Written instruction
Reproduce the listing below without changes, except that pictures are left out.

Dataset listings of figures
• • •
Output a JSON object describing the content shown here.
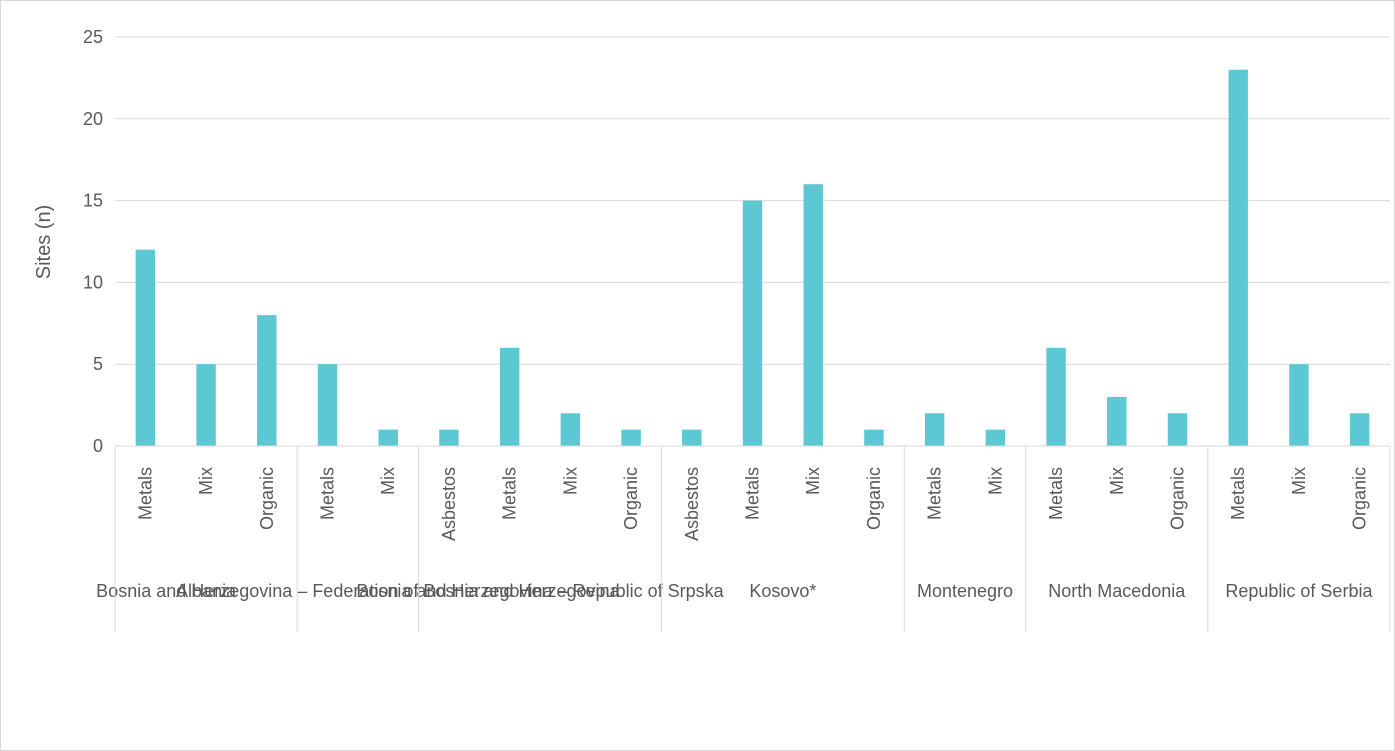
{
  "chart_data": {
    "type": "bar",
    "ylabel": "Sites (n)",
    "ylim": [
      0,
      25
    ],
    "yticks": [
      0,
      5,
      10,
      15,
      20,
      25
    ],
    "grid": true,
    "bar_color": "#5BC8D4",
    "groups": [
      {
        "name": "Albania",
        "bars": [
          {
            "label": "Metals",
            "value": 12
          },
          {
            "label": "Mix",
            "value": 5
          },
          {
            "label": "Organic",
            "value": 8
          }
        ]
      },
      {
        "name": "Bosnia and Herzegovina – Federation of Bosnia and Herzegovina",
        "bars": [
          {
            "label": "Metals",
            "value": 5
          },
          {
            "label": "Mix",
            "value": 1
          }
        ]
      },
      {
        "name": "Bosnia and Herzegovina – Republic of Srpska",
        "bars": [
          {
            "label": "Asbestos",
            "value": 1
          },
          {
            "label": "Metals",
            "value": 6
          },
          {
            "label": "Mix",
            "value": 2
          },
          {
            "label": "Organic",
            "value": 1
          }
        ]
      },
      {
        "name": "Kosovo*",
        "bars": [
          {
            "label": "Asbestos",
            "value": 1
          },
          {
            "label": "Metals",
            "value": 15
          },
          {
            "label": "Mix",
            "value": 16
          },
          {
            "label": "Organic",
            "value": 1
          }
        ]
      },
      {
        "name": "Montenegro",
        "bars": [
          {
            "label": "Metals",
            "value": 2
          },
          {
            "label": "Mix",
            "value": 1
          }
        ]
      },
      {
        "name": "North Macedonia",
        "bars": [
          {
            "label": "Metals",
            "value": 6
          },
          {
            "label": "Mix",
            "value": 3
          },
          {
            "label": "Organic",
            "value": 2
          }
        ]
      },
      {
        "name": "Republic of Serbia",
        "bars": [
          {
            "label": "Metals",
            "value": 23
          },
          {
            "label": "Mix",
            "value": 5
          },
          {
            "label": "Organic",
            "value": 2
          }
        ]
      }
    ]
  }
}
• • •
Result below
Output a JSON object describing the content shown here.
{
  "chart_data": {
    "type": "bar",
    "ylabel": "Sites (n)",
    "ylim": [
      0,
      25
    ],
    "yticks": [
      0,
      5,
      10,
      15,
      20,
      25
    ],
    "grid": true,
    "bar_color": "#5BC8D4",
    "groups": [
      {
        "name": "Albania",
        "bars": [
          {
            "label": "Metals",
            "value": 12
          },
          {
            "label": "Mix",
            "value": 5
          },
          {
            "label": "Organic",
            "value": 8
          }
        ]
      },
      {
        "name": "Bosnia and Herzegovina – Federation of Bosnia and Herzegovina",
        "bars": [
          {
            "label": "Metals",
            "value": 5
          },
          {
            "label": "Mix",
            "value": 1
          }
        ]
      },
      {
        "name": "Bosnia and Herzegovina – Republic of Srpska",
        "bars": [
          {
            "label": "Asbestos",
            "value": 1
          },
          {
            "label": "Metals",
            "value": 6
          },
          {
            "label": "Mix",
            "value": 2
          },
          {
            "label": "Organic",
            "value": 1
          }
        ]
      },
      {
        "name": "Kosovo*",
        "bars": [
          {
            "label": "Asbestos",
            "value": 1
          },
          {
            "label": "Metals",
            "value": 15
          },
          {
            "label": "Mix",
            "value": 16
          },
          {
            "label": "Organic",
            "value": 1
          }
        ]
      },
      {
        "name": "Montenegro",
        "bars": [
          {
            "label": "Metals",
            "value": 2
          },
          {
            "label": "Mix",
            "value": 1
          }
        ]
      },
      {
        "name": "North Macedonia",
        "bars": [
          {
            "label": "Metals",
            "value": 6
          },
          {
            "label": "Mix",
            "value": 3
          },
          {
            "label": "Organic",
            "value": 2
          }
        ]
      },
      {
        "name": "Republic of Serbia",
        "bars": [
          {
            "label": "Metals",
            "value": 23
          },
          {
            "label": "Mix",
            "value": 5
          },
          {
            "label": "Organic",
            "value": 2
          }
        ]
      }
    ]
  }
}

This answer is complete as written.